Exercise requirements » Sift the listing for lines that hold the string "План" and pull them out.

(Stored records)

........

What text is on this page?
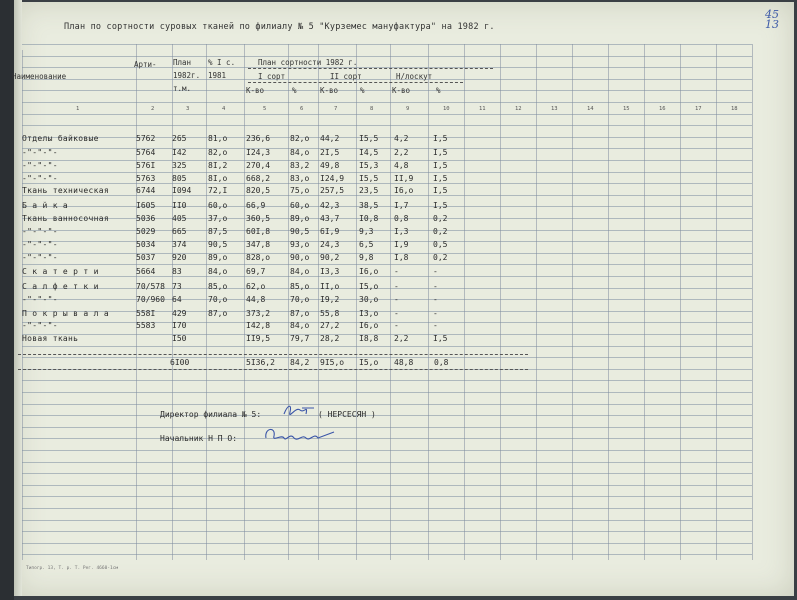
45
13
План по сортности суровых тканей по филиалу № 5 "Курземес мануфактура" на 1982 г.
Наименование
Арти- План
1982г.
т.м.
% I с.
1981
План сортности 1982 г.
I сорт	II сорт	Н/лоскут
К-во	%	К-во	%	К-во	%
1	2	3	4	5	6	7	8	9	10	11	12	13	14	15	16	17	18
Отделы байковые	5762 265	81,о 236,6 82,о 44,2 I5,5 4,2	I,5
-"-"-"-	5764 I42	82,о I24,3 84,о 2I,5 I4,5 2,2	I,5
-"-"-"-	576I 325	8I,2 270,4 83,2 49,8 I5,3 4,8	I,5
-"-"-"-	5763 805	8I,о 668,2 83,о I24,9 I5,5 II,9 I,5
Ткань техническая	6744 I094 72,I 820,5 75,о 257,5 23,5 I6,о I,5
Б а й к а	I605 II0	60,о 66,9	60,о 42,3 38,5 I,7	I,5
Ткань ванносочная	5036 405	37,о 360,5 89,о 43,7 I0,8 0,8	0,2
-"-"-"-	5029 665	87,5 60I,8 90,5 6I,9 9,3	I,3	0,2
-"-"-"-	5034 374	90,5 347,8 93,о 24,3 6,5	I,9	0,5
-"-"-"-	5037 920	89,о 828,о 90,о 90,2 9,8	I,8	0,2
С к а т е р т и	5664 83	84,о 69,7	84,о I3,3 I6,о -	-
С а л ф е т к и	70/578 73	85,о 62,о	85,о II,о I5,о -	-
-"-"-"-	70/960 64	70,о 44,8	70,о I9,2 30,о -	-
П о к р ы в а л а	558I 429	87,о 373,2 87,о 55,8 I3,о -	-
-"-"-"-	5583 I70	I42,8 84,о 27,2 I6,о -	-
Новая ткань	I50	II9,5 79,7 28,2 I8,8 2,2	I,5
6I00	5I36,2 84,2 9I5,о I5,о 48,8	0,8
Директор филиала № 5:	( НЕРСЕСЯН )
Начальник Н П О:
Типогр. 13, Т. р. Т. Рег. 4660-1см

........

Completed task »
План по сортности суровых тканей по филиалу № 5 "Курземес мануфактура" на 1982 г.
Арти- План
План сортности 1982 г.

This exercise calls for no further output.